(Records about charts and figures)
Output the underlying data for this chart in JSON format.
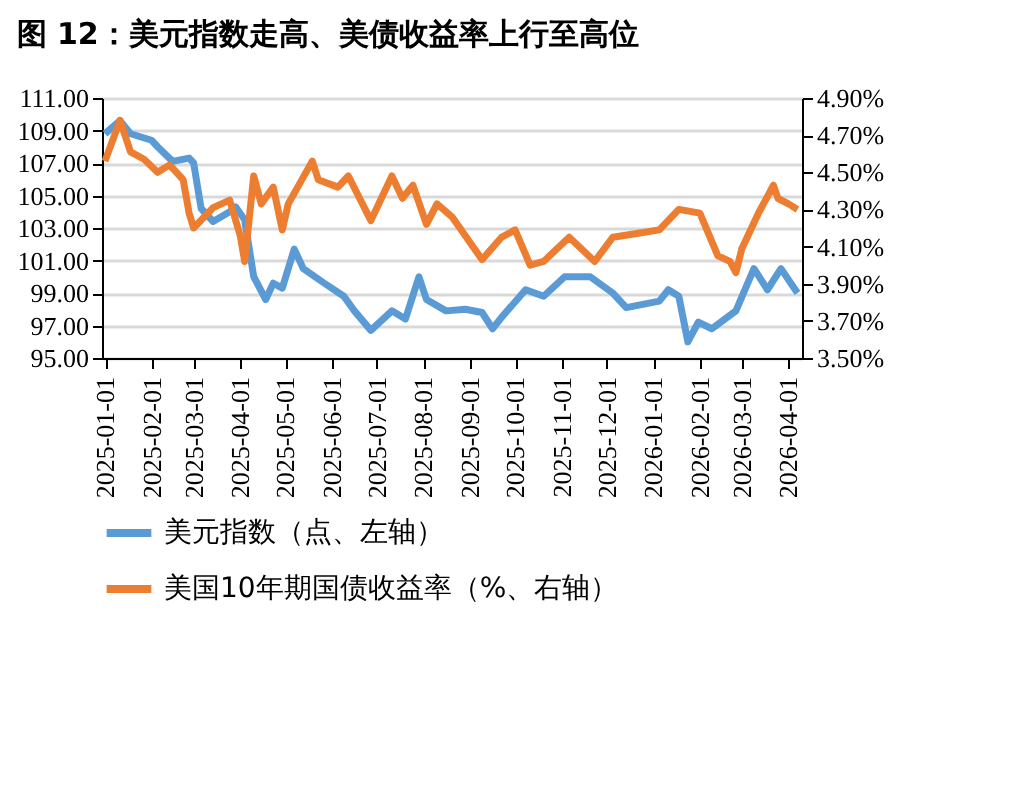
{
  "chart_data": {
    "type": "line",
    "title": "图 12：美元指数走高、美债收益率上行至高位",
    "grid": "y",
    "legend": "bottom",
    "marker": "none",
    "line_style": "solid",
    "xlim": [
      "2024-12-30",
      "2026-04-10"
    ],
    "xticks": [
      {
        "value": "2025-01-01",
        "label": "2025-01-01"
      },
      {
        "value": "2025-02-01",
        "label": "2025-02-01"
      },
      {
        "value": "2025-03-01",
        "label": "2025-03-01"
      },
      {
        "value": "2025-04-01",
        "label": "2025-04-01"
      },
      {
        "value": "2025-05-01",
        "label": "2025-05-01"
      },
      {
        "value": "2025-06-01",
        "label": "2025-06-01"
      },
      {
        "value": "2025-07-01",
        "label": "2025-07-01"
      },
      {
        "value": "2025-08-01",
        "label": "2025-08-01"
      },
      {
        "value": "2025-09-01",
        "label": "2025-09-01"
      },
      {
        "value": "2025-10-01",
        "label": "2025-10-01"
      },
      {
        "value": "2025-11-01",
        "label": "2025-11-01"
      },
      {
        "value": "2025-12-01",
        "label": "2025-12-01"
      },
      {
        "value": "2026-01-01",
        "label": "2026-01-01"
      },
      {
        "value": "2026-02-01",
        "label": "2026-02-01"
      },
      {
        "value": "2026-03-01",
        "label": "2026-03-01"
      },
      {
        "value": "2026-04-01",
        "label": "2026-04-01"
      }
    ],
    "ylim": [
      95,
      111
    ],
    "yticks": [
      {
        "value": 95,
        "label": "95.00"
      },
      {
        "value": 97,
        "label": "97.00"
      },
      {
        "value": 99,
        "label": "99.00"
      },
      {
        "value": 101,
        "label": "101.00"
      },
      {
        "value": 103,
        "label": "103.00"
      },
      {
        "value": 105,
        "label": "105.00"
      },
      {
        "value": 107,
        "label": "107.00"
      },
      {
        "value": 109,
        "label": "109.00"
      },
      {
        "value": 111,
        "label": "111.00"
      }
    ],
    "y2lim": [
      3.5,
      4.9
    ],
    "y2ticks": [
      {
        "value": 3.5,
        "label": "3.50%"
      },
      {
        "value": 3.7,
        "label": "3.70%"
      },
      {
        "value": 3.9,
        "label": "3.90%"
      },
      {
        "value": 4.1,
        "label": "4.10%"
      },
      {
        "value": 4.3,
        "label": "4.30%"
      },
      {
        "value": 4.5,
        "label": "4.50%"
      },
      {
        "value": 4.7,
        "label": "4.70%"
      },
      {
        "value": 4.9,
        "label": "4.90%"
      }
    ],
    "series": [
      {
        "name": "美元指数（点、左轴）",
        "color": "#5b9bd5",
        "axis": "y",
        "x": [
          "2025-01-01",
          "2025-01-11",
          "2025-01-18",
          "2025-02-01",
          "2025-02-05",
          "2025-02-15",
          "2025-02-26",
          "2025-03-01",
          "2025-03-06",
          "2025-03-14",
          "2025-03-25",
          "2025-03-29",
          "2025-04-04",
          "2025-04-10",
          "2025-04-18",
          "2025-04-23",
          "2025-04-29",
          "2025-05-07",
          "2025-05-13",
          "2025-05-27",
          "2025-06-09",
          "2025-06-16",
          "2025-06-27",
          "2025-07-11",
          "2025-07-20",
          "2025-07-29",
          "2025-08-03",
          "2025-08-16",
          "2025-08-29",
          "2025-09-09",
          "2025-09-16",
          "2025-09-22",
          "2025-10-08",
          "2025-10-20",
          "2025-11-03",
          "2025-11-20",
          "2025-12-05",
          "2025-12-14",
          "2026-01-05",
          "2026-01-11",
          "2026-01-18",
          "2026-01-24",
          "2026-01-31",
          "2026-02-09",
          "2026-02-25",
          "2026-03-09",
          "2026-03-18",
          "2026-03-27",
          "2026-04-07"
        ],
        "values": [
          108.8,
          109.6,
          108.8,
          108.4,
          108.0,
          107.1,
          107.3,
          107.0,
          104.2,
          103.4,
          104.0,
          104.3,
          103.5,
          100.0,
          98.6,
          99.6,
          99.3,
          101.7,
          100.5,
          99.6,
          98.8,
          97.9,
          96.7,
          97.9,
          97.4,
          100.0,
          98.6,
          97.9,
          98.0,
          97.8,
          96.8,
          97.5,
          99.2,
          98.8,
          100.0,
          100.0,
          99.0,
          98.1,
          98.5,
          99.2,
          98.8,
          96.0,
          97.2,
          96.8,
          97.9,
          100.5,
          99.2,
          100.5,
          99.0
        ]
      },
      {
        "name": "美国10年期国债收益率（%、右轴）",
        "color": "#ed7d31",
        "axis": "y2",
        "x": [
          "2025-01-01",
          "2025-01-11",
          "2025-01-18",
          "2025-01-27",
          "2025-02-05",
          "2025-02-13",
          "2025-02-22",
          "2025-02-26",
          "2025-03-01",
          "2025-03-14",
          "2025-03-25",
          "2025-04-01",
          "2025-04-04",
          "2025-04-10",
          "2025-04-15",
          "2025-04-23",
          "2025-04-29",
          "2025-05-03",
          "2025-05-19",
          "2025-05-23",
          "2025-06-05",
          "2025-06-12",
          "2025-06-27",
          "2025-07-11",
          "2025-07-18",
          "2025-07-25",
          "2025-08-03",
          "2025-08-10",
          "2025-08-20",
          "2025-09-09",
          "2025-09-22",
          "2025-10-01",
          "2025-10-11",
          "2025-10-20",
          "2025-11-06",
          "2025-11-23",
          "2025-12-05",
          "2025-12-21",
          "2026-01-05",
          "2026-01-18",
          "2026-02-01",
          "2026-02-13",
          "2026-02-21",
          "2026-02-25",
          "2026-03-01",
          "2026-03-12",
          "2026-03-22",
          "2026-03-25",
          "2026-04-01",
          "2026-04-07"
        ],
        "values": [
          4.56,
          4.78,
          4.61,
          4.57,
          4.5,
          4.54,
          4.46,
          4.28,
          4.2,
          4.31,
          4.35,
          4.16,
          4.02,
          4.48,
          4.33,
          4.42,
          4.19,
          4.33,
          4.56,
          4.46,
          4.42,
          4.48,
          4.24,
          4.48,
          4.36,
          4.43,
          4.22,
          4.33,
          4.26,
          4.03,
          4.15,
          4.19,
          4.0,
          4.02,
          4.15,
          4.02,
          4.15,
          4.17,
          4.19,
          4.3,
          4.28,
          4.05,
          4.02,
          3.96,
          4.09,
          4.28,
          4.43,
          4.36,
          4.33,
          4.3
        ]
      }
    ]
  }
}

» **What you have to do**: Leave out the pictures and reproduce the rest of the listing exactly.

» **Response to this task**:
Output the underlying data for this chart in JSON format.
{
  "chart_data": {
    "type": "line",
    "title": "图 12：美元指数走高、美债收益率上行至高位",
    "grid": "y",
    "legend": "bottom",
    "marker": "none",
    "line_style": "solid",
    "xlim": [
      "2024-12-30",
      "2026-04-10"
    ],
    "xticks": [
      {
        "value": "2025-01-01",
        "label": "2025-01-01"
      },
      {
        "value": "2025-02-01",
        "label": "2025-02-01"
      },
      {
        "value": "2025-03-01",
        "label": "2025-03-01"
      },
      {
        "value": "2025-04-01",
        "label": "2025-04-01"
      },
      {
        "value": "2025-05-01",
        "label": "2025-05-01"
      },
      {
        "value": "2025-06-01",
        "label": "2025-06-01"
      },
      {
        "value": "2025-07-01",
        "label": "2025-07-01"
      },
      {
        "value": "2025-08-01",
        "label": "2025-08-01"
      },
      {
        "value": "2025-09-01",
        "label": "2025-09-01"
      },
      {
        "value": "2025-10-01",
        "label": "2025-10-01"
      },
      {
        "value": "2025-11-01",
        "label": "2025-11-01"
      },
      {
        "value": "2025-12-01",
        "label": "2025-12-01"
      },
      {
        "value": "2026-01-01",
        "label": "2026-01-01"
      },
      {
        "value": "2026-02-01",
        "label": "2026-02-01"
      },
      {
        "value": "2026-03-01",
        "label": "2026-03-01"
      },
      {
        "value": "2026-04-01",
        "label": "2026-04-01"
      }
    ],
    "ylim": [
      95,
      111
    ],
    "yticks": [
      {
        "value": 95,
        "label": "95.00"
      },
      {
        "value": 97,
        "label": "97.00"
      },
      {
        "value": 99,
        "label": "99.00"
      },
      {
        "value": 101,
        "label": "101.00"
      },
      {
        "value": 103,
        "label": "103.00"
      },
      {
        "value": 105,
        "label": "105.00"
      },
      {
        "value": 107,
        "label": "107.00"
      },
      {
        "value": 109,
        "label": "109.00"
      },
      {
        "value": 111,
        "label": "111.00"
      }
    ],
    "y2lim": [
      3.5,
      4.9
    ],
    "y2ticks": [
      {
        "value": 3.5,
        "label": "3.50%"
      },
      {
        "value": 3.7,
        "label": "3.70%"
      },
      {
        "value": 3.9,
        "label": "3.90%"
      },
      {
        "value": 4.1,
        "label": "4.10%"
      },
      {
        "value": 4.3,
        "label": "4.30%"
      },
      {
        "value": 4.5,
        "label": "4.50%"
      },
      {
        "value": 4.7,
        "label": "4.70%"
      },
      {
        "value": 4.9,
        "label": "4.90%"
      }
    ],
    "series": [
      {
        "name": "美元指数（点、左轴）",
        "color": "#5b9bd5",
        "axis": "y",
        "x": [
          "2025-01-01",
          "2025-01-11",
          "2025-01-18",
          "2025-02-01",
          "2025-02-05",
          "2025-02-15",
          "2025-02-26",
          "2025-03-01",
          "2025-03-06",
          "2025-03-14",
          "2025-03-25",
          "2025-03-29",
          "2025-04-04",
          "2025-04-10",
          "2025-04-18",
          "2025-04-23",
          "2025-04-29",
          "2025-05-07",
          "2025-05-13",
          "2025-05-27",
          "2025-06-09",
          "2025-06-16",
          "2025-06-27",
          "2025-07-11",
          "2025-07-20",
          "2025-07-29",
          "2025-08-03",
          "2025-08-16",
          "2025-08-29",
          "2025-09-09",
          "2025-09-16",
          "2025-09-22",
          "2025-10-08",
          "2025-10-20",
          "2025-11-03",
          "2025-11-20",
          "2025-12-05",
          "2025-12-14",
          "2026-01-05",
          "2026-01-11",
          "2026-01-18",
          "2026-01-24",
          "2026-01-31",
          "2026-02-09",
          "2026-02-25",
          "2026-03-09",
          "2026-03-18",
          "2026-03-27",
          "2026-04-07"
        ],
        "values": [
          108.8,
          109.6,
          108.8,
          108.4,
          108.0,
          107.1,
          107.3,
          107.0,
          104.2,
          103.4,
          104.0,
          104.3,
          103.5,
          100.0,
          98.6,
          99.6,
          99.3,
          101.7,
          100.5,
          99.6,
          98.8,
          97.9,
          96.7,
          97.9,
          97.4,
          100.0,
          98.6,
          97.9,
          98.0,
          97.8,
          96.8,
          97.5,
          99.2,
          98.8,
          100.0,
          100.0,
          99.0,
          98.1,
          98.5,
          99.2,
          98.8,
          96.0,
          97.2,
          96.8,
          97.9,
          100.5,
          99.2,
          100.5,
          99.0
        ]
      },
      {
        "name": "美国10年期国债收益率（%、右轴）",
        "color": "#ed7d31",
        "axis": "y2",
        "x": [
          "2025-01-01",
          "2025-01-11",
          "2025-01-18",
          "2025-01-27",
          "2025-02-05",
          "2025-02-13",
          "2025-02-22",
          "2025-02-26",
          "2025-03-01",
          "2025-03-14",
          "2025-03-25",
          "2025-04-01",
          "2025-04-04",
          "2025-04-10",
          "2025-04-15",
          "2025-04-23",
          "2025-04-29",
          "2025-05-03",
          "2025-05-19",
          "2025-05-23",
          "2025-06-05",
          "2025-06-12",
          "2025-06-27",
          "2025-07-11",
          "2025-07-18",
          "2025-07-25",
          "2025-08-03",
          "2025-08-10",
          "2025-08-20",
          "2025-09-09",
          "2025-09-22",
          "2025-10-01",
          "2025-10-11",
          "2025-10-20",
          "2025-11-06",
          "2025-11-23",
          "2025-12-05",
          "2025-12-21",
          "2026-01-05",
          "2026-01-18",
          "2026-02-01",
          "2026-02-13",
          "2026-02-21",
          "2026-02-25",
          "2026-03-01",
          "2026-03-12",
          "2026-03-22",
          "2026-03-25",
          "2026-04-01",
          "2026-04-07"
        ],
        "values": [
          4.56,
          4.78,
          4.61,
          4.57,
          4.5,
          4.54,
          4.46,
          4.28,
          4.2,
          4.31,
          4.35,
          4.16,
          4.02,
          4.48,
          4.33,
          4.42,
          4.19,
          4.33,
          4.56,
          4.46,
          4.42,
          4.48,
          4.24,
          4.48,
          4.36,
          4.43,
          4.22,
          4.33,
          4.26,
          4.03,
          4.15,
          4.19,
          4.0,
          4.02,
          4.15,
          4.02,
          4.15,
          4.17,
          4.19,
          4.3,
          4.28,
          4.05,
          4.02,
          3.96,
          4.09,
          4.28,
          4.43,
          4.36,
          4.33,
          4.3
        ]
      }
    ]
  }
}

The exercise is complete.